Scan the entries for the string "Name" and give the number of lines that have it, nothing further.

Data excerpts:
· · · · ·

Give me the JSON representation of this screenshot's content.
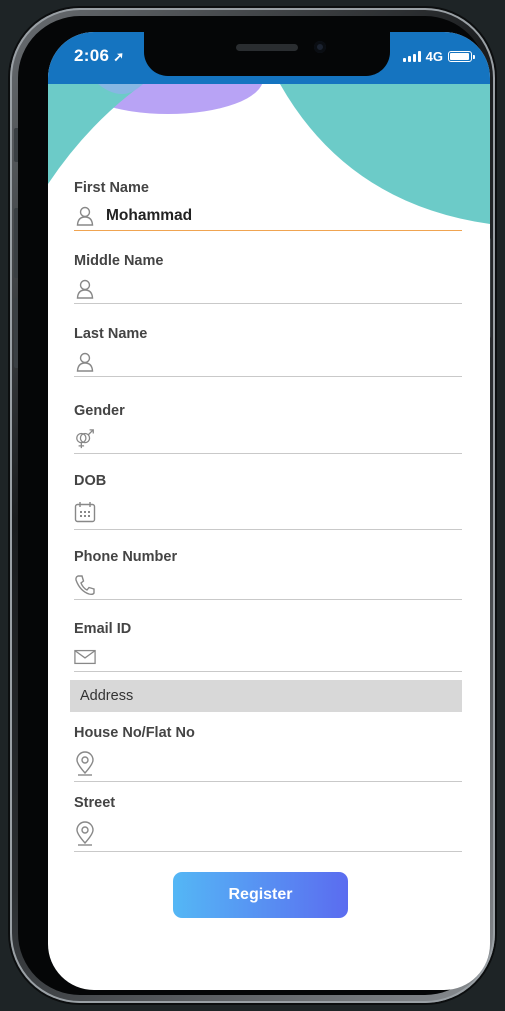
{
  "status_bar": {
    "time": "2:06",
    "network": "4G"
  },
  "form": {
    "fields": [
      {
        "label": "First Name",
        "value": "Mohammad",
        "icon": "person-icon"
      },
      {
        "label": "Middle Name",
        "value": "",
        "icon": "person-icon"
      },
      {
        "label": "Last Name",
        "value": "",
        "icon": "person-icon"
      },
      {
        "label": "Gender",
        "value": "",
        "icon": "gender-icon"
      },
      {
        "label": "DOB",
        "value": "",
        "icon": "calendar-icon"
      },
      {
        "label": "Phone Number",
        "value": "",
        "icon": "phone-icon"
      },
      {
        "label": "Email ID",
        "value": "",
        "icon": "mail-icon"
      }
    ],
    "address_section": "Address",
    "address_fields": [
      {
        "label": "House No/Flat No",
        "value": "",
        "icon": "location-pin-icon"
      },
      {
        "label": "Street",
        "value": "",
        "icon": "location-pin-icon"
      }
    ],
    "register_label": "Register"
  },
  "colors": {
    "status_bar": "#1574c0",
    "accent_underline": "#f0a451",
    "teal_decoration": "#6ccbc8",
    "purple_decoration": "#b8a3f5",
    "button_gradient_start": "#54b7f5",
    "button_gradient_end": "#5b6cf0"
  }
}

· · · · ·

SOLVED PROBLEM:
3